══ RECORD SET ══

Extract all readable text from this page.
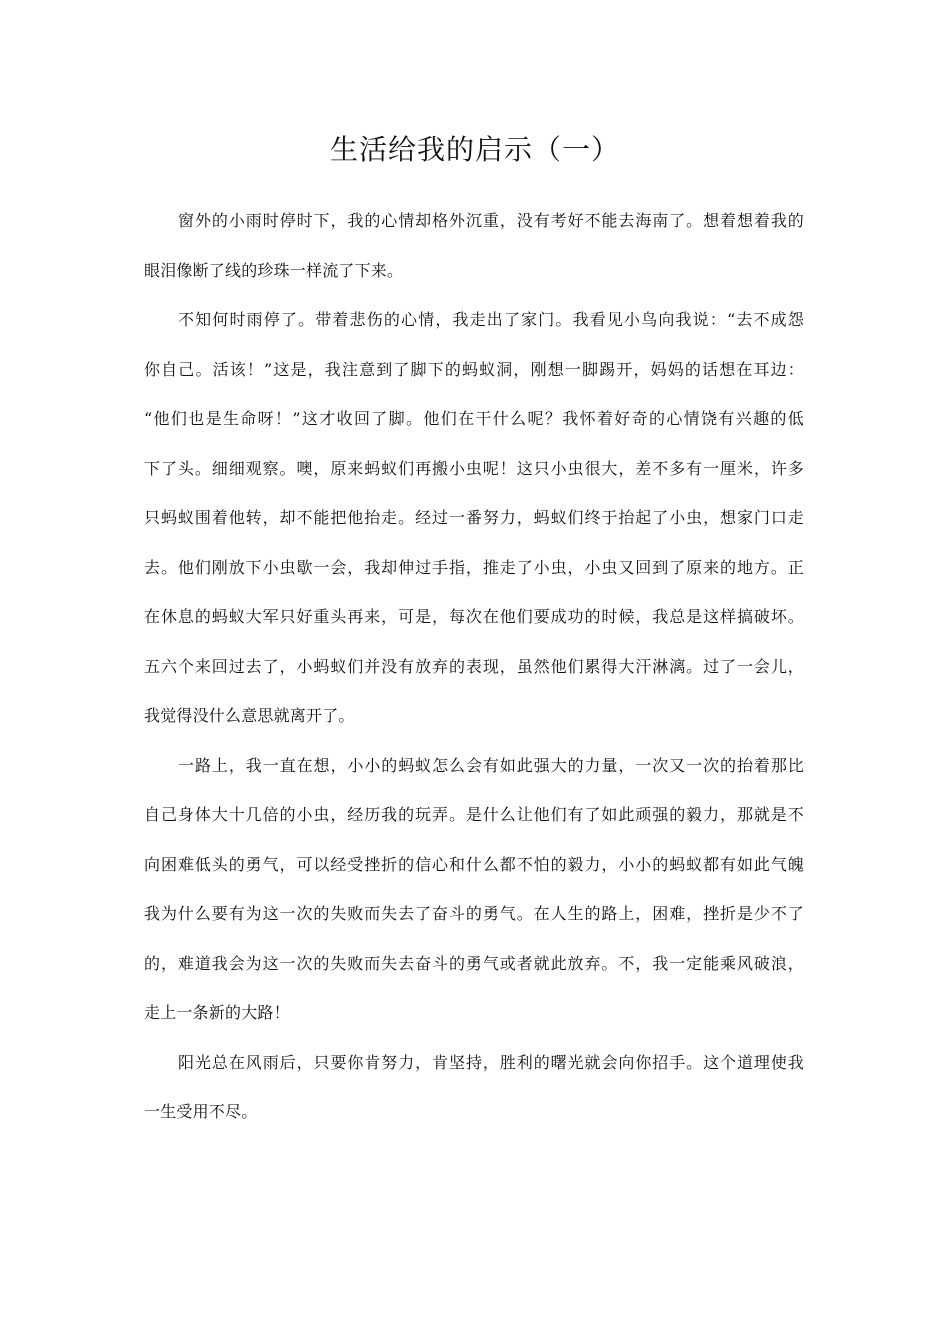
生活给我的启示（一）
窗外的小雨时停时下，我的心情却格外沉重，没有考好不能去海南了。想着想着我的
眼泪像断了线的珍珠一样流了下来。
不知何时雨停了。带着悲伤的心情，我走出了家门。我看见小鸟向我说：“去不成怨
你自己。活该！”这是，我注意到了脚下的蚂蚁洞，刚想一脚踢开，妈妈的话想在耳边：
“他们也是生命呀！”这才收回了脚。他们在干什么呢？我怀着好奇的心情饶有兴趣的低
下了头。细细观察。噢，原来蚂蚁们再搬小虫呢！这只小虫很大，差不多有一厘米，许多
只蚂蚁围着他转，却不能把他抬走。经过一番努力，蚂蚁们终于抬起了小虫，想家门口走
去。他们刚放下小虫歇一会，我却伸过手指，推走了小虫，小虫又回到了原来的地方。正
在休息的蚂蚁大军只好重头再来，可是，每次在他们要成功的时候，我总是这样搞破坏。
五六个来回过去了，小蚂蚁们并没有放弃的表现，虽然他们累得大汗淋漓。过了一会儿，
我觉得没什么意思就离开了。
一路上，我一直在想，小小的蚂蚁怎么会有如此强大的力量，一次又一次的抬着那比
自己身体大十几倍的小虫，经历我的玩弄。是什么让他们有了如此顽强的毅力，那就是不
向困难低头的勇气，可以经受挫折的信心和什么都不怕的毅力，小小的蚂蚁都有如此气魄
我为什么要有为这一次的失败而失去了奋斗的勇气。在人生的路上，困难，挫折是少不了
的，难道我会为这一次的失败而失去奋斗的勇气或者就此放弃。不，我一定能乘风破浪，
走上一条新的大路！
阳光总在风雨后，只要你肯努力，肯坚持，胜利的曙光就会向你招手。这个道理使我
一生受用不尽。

═══
══ RECORD SET ══

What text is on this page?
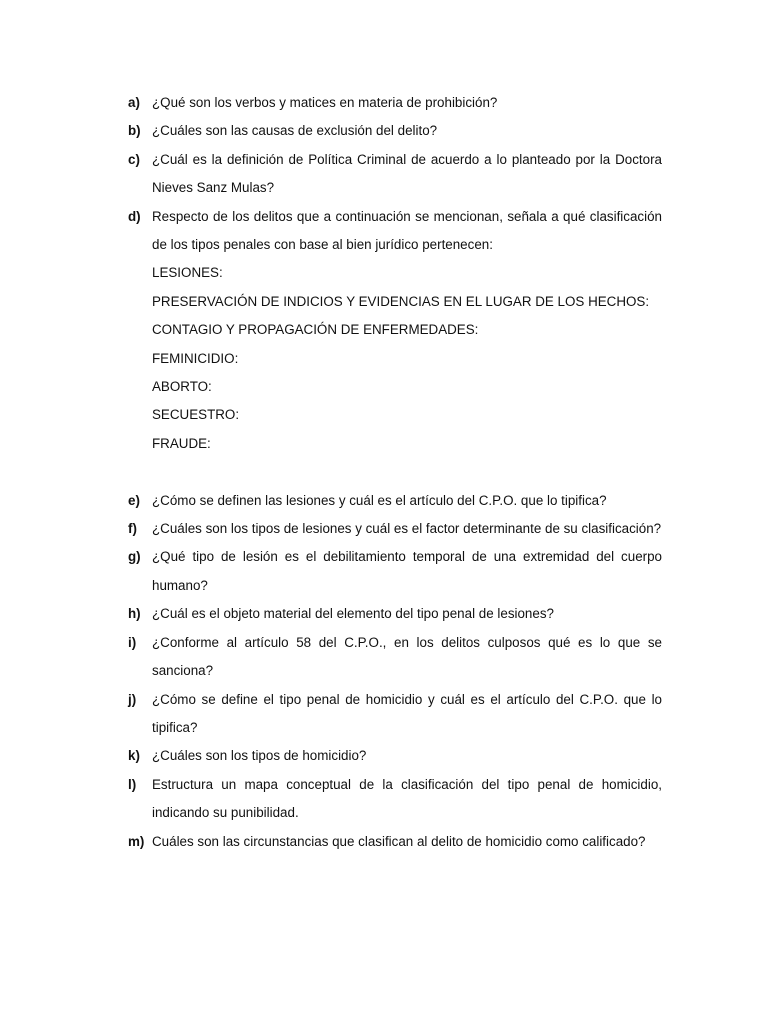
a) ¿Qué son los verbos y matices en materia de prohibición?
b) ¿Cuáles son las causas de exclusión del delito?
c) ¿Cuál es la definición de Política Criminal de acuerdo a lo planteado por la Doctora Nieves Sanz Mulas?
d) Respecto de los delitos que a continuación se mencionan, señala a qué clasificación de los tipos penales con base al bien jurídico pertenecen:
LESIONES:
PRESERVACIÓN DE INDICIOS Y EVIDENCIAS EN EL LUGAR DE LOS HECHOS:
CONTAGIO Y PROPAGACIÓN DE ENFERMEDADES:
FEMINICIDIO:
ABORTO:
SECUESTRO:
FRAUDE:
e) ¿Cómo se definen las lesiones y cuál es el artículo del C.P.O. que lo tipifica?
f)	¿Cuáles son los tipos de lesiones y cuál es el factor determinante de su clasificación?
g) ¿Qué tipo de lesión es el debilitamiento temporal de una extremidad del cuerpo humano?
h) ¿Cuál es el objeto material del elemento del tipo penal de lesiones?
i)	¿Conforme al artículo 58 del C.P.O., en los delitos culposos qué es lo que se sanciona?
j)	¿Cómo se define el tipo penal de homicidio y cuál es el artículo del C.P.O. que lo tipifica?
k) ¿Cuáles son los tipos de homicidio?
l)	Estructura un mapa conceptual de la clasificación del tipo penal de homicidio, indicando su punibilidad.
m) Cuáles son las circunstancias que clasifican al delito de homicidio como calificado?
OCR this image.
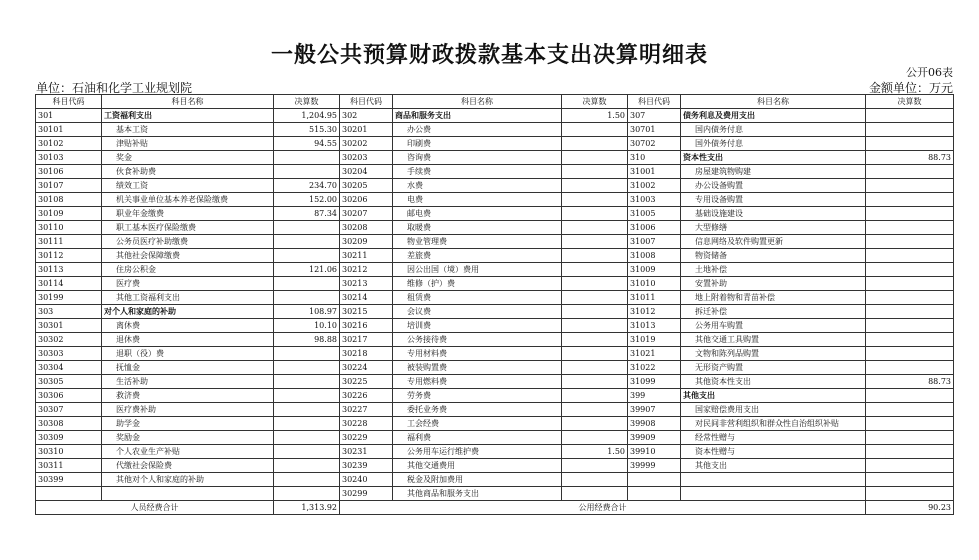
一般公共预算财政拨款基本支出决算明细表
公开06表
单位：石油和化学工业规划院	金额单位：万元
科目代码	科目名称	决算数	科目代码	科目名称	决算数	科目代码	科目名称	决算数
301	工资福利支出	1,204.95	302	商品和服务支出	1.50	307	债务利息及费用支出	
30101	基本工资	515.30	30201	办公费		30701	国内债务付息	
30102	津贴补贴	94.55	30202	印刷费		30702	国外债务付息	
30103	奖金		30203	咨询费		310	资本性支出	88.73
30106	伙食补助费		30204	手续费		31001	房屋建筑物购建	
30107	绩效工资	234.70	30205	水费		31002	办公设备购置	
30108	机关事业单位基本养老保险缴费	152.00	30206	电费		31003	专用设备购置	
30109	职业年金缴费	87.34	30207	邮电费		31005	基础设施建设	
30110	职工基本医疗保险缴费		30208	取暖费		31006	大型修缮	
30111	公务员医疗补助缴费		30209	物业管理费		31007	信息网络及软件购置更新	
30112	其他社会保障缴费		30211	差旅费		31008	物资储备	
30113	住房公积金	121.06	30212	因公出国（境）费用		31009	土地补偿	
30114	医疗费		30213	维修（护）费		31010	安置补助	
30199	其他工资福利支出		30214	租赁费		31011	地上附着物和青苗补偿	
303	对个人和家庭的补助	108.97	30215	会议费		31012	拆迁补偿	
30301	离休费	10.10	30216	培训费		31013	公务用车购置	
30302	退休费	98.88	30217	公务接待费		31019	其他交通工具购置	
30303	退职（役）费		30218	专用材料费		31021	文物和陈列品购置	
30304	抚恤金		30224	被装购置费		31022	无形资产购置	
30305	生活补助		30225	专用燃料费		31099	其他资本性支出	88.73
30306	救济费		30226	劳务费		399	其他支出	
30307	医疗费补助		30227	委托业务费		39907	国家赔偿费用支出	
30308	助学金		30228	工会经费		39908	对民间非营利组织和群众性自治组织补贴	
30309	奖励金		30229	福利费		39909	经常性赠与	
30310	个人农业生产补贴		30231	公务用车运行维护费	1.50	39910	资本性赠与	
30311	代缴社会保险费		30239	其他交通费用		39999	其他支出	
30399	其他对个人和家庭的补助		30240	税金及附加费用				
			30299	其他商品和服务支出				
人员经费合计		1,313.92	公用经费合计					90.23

═══

## DESCRIPTION OF THE TASK
In the entries above, find lines with "this" and copy each.

## THE SOLUTION
Extract all readable text from this page.
What text is on this page?
OCR this image.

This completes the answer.